** Start of DATA RECORDS **

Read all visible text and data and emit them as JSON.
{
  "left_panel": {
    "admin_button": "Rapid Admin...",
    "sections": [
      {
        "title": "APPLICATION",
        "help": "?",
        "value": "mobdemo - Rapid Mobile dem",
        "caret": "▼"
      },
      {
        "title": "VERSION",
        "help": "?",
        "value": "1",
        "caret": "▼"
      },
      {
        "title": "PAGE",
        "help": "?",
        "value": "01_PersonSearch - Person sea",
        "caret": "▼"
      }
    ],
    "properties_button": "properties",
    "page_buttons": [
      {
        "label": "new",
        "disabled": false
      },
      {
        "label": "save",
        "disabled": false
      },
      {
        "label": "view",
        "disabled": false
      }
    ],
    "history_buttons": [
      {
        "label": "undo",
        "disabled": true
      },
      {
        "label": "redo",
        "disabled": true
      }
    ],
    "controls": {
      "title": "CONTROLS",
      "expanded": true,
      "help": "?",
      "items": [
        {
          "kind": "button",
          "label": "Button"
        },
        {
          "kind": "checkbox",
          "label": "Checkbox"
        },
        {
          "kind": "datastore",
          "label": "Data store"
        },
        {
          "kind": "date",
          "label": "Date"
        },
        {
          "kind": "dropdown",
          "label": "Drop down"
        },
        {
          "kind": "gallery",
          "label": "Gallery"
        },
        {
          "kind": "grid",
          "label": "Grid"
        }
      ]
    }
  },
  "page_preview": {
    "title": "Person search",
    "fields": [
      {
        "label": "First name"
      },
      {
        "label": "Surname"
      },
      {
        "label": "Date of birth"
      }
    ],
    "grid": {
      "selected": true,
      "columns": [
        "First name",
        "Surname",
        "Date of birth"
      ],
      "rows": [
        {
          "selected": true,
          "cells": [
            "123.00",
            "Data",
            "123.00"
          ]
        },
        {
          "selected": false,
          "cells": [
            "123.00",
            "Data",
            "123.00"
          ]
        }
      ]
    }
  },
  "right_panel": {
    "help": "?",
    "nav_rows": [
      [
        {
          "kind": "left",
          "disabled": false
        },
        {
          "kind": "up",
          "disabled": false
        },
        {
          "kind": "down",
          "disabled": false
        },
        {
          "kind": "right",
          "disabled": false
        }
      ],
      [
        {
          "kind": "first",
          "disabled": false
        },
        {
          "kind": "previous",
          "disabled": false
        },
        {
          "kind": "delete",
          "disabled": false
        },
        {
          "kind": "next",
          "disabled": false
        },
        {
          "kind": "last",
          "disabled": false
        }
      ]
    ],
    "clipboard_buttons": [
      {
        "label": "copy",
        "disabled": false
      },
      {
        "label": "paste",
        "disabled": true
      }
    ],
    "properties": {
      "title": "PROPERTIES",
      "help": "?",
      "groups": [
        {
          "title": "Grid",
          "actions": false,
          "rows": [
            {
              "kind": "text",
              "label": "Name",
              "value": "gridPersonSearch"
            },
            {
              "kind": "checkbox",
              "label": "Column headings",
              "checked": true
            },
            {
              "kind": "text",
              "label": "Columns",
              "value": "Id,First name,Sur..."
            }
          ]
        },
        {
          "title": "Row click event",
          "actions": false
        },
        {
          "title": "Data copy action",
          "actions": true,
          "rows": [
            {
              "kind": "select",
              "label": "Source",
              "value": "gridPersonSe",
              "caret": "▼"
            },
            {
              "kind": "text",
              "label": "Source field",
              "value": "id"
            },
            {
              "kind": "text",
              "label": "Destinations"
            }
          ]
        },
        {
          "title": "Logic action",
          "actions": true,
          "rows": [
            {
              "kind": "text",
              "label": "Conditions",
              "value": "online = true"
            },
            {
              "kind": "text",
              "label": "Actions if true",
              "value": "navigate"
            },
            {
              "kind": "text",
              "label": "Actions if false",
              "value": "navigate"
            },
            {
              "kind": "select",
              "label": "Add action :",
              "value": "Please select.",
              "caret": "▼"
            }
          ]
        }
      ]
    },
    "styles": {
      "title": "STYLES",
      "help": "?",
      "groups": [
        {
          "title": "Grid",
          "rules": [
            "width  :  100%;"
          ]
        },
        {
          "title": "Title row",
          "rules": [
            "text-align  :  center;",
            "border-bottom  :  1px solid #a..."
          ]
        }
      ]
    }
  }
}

** End of DATA RECORDS **

◆ **TASK DIRECTIONS**: Of the lines in the records, how many contain the word "selected"? Answer with the number and nothing else.

◆ **TASK SOLUTION**: 3